:: Problem description ::
Extract each line holding the word "Eastern" from the entries.

:: Raw data ::
● ● ● ● ● ● ●
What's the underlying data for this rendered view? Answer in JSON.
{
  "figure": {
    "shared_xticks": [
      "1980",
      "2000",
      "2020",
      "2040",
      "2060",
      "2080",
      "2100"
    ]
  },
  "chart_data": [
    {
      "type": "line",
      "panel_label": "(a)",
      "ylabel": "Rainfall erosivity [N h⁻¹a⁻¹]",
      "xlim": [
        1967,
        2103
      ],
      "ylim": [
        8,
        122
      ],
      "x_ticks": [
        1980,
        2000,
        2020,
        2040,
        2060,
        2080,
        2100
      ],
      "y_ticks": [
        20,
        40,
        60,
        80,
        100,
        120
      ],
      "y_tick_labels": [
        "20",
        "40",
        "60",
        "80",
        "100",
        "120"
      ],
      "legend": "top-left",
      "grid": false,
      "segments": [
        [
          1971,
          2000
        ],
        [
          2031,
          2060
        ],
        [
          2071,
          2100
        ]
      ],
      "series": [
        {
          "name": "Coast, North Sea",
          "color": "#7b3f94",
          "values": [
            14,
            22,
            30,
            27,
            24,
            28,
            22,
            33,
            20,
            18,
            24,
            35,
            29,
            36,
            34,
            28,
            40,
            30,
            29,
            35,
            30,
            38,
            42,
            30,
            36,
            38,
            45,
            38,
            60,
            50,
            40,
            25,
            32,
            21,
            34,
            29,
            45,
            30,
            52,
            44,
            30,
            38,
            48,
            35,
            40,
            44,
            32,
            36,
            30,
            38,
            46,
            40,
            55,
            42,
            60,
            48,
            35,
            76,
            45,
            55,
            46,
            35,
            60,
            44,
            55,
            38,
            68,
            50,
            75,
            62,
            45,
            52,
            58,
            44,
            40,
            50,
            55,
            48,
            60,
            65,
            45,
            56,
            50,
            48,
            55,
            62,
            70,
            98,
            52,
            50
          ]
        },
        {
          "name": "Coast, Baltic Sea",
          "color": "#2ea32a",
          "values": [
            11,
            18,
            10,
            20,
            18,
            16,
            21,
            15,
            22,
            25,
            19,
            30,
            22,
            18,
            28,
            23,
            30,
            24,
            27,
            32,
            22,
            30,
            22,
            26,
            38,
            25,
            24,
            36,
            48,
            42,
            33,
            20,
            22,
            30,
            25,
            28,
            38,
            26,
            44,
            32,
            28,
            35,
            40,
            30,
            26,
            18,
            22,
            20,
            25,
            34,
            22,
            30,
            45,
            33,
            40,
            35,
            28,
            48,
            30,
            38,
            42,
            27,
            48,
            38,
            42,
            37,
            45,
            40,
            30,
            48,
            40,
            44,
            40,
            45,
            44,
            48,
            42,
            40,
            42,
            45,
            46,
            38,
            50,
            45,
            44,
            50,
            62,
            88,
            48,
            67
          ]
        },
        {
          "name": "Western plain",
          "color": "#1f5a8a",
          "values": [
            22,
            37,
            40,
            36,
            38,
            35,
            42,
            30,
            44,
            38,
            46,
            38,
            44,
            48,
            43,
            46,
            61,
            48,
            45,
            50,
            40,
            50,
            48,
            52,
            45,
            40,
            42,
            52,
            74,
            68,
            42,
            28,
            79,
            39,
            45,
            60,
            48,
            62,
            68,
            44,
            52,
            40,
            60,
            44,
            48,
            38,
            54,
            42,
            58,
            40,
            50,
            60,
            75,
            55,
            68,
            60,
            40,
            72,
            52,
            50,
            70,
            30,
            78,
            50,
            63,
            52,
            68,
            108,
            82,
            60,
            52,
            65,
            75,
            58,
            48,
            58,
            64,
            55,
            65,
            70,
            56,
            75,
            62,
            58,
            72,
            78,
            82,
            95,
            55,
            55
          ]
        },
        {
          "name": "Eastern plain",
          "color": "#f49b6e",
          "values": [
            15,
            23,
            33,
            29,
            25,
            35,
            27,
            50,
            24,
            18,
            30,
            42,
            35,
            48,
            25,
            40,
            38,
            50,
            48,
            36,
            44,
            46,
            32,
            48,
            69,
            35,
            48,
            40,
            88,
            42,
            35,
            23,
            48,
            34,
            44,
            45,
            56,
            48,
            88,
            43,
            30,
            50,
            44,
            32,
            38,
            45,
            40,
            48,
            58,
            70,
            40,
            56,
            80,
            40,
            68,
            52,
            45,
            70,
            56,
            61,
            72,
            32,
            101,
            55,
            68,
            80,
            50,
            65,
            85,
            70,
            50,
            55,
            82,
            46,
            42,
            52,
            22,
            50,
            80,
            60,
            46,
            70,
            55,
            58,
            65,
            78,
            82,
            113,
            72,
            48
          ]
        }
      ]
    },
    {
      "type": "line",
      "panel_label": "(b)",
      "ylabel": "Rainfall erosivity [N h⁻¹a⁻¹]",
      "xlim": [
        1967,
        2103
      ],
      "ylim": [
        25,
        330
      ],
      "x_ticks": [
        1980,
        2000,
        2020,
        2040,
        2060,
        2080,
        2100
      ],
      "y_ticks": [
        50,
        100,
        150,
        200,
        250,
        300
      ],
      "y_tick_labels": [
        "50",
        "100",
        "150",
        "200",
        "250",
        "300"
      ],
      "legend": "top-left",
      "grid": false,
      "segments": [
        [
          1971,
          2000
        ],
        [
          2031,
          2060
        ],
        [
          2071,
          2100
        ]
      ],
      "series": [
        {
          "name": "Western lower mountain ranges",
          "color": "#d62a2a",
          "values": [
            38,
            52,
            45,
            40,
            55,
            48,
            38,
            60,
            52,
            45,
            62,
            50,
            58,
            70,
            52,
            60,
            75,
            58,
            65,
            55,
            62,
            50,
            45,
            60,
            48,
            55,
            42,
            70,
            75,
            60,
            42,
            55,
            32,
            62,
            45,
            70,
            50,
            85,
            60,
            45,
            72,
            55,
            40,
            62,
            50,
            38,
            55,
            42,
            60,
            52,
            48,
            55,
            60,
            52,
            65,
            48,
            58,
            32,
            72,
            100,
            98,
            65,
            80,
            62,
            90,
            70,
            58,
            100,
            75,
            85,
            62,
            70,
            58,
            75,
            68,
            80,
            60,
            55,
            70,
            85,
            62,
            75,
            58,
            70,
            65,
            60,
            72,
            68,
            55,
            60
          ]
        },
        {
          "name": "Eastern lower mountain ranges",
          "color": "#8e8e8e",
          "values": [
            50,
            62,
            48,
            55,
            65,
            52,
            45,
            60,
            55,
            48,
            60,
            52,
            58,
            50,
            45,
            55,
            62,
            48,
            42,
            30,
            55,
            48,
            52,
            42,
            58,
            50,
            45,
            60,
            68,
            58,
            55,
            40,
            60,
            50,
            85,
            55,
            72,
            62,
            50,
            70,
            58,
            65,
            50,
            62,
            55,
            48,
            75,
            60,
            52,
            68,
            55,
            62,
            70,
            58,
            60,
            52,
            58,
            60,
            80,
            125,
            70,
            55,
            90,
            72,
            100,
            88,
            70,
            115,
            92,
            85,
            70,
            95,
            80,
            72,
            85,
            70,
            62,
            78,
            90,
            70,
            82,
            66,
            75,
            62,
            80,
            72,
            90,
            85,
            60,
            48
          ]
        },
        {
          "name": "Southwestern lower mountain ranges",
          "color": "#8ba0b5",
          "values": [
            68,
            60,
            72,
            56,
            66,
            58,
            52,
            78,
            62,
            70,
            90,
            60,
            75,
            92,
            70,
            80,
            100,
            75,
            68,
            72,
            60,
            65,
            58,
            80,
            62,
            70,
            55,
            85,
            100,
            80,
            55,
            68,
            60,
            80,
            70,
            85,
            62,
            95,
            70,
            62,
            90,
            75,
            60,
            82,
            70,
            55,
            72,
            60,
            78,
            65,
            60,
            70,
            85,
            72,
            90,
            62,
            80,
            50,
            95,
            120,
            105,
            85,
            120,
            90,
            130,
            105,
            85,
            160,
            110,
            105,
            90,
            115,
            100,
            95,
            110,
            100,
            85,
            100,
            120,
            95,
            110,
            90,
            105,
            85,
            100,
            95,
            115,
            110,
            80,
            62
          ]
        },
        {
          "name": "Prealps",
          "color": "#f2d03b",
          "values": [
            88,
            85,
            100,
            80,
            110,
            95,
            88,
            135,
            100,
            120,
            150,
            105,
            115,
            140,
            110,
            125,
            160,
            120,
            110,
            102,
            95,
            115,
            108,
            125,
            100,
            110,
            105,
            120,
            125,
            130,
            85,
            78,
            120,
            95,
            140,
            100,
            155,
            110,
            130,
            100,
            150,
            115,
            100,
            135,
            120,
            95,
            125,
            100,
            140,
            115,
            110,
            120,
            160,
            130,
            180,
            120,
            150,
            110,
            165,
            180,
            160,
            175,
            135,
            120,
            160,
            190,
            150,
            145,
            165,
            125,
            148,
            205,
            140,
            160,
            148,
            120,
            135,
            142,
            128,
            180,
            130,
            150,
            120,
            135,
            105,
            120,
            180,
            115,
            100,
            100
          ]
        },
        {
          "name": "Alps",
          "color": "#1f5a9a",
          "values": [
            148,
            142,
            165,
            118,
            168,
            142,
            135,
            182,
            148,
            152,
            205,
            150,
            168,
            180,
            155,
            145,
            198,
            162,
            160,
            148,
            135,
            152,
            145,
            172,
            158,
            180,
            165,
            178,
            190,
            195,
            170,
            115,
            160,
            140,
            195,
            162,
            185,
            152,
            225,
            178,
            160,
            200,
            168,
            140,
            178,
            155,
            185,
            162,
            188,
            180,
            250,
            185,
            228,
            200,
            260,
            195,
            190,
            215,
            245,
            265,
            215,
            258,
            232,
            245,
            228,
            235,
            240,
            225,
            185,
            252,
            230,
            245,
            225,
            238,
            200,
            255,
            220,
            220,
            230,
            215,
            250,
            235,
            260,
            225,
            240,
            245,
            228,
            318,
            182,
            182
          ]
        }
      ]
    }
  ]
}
● ● ● ● ● ● ●
:: Full answer ::
          "name": "Eastern plain",
          "name": "Eastern lower mountain ranges",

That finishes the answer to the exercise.